_Source material:_
:::::

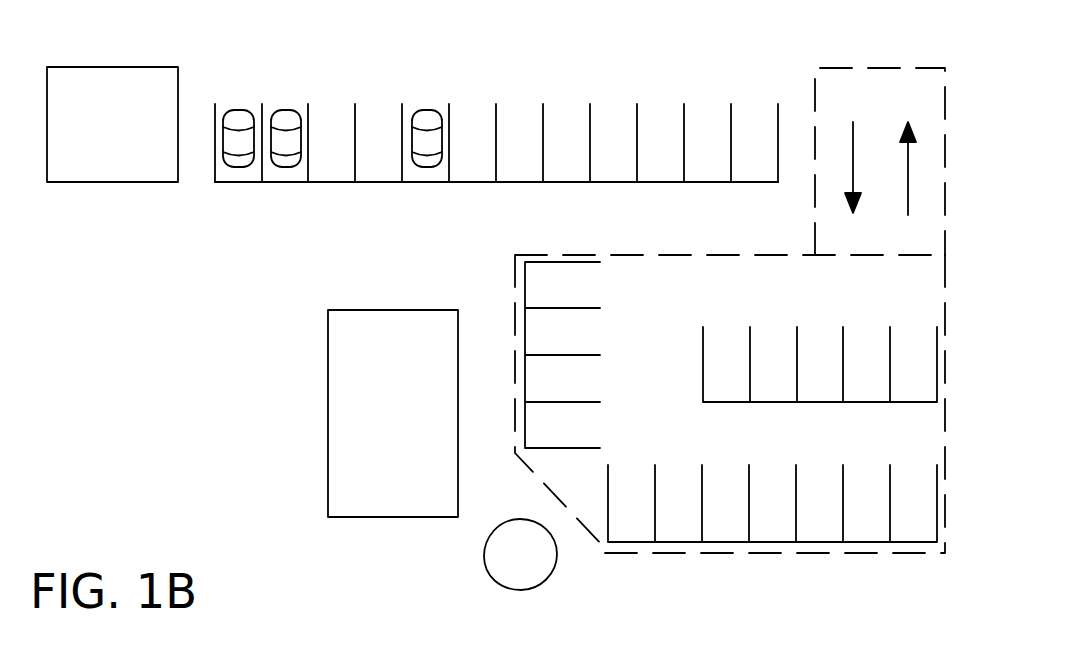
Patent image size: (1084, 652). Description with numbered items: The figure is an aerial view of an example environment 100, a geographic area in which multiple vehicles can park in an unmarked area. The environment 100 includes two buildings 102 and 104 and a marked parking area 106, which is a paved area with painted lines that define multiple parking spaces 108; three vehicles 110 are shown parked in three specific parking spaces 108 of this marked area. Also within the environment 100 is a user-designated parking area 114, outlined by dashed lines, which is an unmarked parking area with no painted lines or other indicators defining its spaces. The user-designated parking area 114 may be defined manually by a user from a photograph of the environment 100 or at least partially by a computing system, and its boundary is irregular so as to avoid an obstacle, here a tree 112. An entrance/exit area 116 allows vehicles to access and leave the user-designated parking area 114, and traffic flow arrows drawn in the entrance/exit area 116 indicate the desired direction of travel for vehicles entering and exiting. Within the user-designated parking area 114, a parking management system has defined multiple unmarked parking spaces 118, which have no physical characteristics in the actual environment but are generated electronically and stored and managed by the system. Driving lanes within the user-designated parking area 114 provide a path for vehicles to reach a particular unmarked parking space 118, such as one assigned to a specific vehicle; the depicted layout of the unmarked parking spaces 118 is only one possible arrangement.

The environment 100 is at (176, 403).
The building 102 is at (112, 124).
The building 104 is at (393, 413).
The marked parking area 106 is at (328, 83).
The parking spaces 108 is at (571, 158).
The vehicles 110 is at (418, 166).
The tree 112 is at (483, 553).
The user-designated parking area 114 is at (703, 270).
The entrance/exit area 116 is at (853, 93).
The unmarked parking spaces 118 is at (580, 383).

:::::

_Exercise goal:_
Turn the whole listing above into a CSV with the two columns figure_text and element_positions. Give each description its own row with the position lines in the second column, quote every field, and replace line breaks with spaces. Leave the pictures out.

_Completed task:_
figure_text,element_positions
"Patent image size: (1084, 652). Description with numbered items: The figure is an aerial view of an example environment 100, a geographic area in which multiple vehicles can park in an unmarked area. The environment 100 includes two buildings 102 and 104 and a marked parking area 106, which is a paved area with painted lines that define multiple parking spaces 108; three vehicles 110 are shown parked in three specific parking spaces 108 of this marked area. Also within the environment 100 is a user-designated parking area 114, outlined by dashed lines, which is an unmarked parking area with no painted lines or other indicators defining its spaces. The user-designated parking area 114 may be defined manually by a user from a photograph of the environment 100 or at least partially by a computing system, and its boundary is irregular so as to avoid an obstacle, here a tree 112. An entrance/exit area 116 allows vehicles to access and leave the user-designated parking area 114, and traffic flow arrows drawn in the entrance/exit area 116 indicate the desired direction of travel for vehicles entering and exiting. Within the user-designated parking area 114, a parking management system has defined multiple unmarked parking spaces 118, which have no physical characteristics in the actual environment but are generated electronically and stored and managed by the system. Driving lanes within the user-designated parking area 114 provide a path for vehicles to reach a particular unmarked parking space 118, such as one assigned to a specific vehicle; the depicted layout of the unmarked parking spaces 118 is only one possible arrangement.","The environment 100 is at (176, 403). The building 102 is at (112, 124). The building 104 is at (393, 413). The marked parking area 106 is at (328, 83). The parking spaces 108 is at (571, 158). The vehicles 110 is at (418, 166). The tree 112 is at (483, 553). The user-designated parking area 114 is at (703, 270). The entrance/exit area 116 is at (853, 93). The unmarked parking spaces 118 is at (580, 383)."